───── RECORDS
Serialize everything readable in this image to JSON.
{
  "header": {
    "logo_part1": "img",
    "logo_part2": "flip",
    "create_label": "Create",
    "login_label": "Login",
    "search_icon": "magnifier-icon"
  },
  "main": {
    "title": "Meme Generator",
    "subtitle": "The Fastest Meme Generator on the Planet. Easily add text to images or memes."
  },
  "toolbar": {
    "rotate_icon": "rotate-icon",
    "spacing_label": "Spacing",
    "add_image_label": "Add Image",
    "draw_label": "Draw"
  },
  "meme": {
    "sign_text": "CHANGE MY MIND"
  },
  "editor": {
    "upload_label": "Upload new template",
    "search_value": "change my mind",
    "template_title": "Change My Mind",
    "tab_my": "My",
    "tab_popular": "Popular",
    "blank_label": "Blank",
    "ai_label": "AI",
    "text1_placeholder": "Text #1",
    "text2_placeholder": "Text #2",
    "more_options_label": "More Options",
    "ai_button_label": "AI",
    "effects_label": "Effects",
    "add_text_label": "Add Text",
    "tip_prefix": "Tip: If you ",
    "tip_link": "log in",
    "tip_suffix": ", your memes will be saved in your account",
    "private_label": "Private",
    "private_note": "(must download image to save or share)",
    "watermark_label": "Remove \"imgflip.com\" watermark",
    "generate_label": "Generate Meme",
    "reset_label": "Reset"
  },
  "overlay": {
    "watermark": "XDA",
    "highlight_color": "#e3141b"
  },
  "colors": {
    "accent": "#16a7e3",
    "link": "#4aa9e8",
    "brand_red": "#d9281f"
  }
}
──────────
■ WORK INSTRUCTIONS ■
Go through the data and return every record exactly.

■ SOLUTION ■
Serialize everything readable in this image to JSON.
{
  "header": {
    "logo_part1": "img",
    "logo_part2": "flip",
    "create_label": "Create",
    "login_label": "Login",
    "search_icon": "magnifier-icon"
  },
  "main": {
    "title": "Meme Generator",
    "subtitle": "The Fastest Meme Generator on the Planet. Easily add text to images or memes."
  },
  "toolbar": {
    "rotate_icon": "rotate-icon",
    "spacing_label": "Spacing",
    "add_image_label": "Add Image",
    "draw_label": "Draw"
  },
  "meme": {
    "sign_text": "CHANGE MY MIND"
  },
  "editor": {
    "upload_label": "Upload new template",
    "search_value": "change my mind",
    "template_title": "Change My Mind",
    "tab_my": "My",
    "tab_popular": "Popular",
    "blank_label": "Blank",
    "ai_label": "AI",
    "text1_placeholder": "Text #1",
    "text2_placeholder": "Text #2",
    "more_options_label": "More Options",
    "ai_button_label": "AI",
    "effects_label": "Effects",
    "add_text_label": "Add Text",
    "tip_prefix": "Tip: If you ",
    "tip_link": "log in",
    "tip_suffix": ", your memes will be saved in your account",
    "private_label": "Private",
    "private_note": "(must download image to save or share)",
    "watermark_label": "Remove \"imgflip.com\" watermark",
    "generate_label": "Generate Meme",
    "reset_label": "Reset"
  },
  "overlay": {
    "watermark": "XDA",
    "highlight_color": "#e3141b"
  },
  "colors": {
    "accent": "#16a7e3",
    "link": "#4aa9e8",
    "brand_red": "#d9281f"
  }
}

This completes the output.